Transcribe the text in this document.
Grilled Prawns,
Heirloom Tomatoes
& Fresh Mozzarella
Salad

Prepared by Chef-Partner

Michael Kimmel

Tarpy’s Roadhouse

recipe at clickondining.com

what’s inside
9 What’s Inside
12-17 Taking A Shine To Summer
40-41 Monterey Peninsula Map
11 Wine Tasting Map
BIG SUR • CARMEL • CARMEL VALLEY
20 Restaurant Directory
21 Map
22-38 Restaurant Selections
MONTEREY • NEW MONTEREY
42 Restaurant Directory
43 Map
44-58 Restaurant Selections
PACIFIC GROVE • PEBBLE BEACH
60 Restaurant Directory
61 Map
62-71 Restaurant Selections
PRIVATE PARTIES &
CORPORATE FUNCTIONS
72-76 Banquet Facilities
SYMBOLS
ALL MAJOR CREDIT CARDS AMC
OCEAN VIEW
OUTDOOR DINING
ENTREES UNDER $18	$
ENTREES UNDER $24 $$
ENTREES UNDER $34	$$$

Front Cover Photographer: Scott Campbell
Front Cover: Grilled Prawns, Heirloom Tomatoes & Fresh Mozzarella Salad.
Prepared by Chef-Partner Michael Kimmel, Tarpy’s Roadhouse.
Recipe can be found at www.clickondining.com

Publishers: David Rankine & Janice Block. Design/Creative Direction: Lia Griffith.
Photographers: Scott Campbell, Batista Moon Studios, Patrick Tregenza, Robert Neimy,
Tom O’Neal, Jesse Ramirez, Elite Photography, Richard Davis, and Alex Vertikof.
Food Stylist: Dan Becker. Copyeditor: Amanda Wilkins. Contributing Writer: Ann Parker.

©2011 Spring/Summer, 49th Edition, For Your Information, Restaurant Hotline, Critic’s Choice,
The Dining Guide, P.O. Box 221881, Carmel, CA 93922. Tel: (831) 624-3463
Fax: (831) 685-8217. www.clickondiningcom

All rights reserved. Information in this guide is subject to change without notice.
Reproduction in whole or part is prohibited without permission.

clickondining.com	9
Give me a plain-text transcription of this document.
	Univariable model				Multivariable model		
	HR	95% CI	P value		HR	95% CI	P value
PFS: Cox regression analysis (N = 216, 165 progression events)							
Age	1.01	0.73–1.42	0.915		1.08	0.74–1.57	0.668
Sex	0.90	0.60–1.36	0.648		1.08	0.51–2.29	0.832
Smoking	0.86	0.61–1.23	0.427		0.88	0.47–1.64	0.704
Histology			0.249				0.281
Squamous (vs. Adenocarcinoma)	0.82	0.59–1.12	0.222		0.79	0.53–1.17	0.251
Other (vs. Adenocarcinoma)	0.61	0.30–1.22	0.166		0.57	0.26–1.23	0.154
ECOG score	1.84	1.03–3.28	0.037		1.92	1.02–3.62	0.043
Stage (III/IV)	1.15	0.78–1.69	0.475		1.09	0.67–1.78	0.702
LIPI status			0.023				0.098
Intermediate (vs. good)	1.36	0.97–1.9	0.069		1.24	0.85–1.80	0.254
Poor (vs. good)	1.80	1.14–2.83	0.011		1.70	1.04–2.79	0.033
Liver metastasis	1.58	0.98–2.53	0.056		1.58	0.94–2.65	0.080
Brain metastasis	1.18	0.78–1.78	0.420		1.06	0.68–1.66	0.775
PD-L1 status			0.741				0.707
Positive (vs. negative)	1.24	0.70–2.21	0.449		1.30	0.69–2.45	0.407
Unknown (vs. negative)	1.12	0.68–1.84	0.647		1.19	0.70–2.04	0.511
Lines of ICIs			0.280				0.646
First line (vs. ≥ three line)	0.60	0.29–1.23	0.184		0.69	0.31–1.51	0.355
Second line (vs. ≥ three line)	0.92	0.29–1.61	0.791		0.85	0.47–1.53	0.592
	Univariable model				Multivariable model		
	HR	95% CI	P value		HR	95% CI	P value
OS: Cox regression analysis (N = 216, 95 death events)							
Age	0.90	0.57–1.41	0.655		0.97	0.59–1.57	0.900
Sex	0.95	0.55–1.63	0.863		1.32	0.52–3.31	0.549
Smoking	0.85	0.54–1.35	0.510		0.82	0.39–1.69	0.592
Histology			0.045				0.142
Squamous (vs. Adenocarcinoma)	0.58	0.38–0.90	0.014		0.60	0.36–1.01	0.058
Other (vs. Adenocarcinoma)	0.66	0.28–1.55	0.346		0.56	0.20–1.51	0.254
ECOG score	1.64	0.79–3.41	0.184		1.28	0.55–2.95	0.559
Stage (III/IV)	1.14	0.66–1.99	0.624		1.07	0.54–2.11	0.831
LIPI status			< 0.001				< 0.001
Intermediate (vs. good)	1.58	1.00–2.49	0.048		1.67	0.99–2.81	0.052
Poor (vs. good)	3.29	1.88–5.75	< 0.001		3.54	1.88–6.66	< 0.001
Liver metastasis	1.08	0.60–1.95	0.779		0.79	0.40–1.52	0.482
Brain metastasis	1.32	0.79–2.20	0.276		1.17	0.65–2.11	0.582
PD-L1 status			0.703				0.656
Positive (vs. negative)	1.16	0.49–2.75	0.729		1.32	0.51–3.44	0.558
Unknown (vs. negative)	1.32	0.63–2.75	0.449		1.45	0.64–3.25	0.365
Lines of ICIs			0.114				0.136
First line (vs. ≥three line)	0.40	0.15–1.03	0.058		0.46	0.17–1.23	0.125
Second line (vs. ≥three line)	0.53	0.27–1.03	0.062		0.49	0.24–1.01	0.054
┄┄┄┄┄┄┄┄┄┄┄┄┄┄┄┄┄┄┄┄
Task
Some lines of the data above may hold the word "Michael"; report how many do, and nothing else.

Written solution
2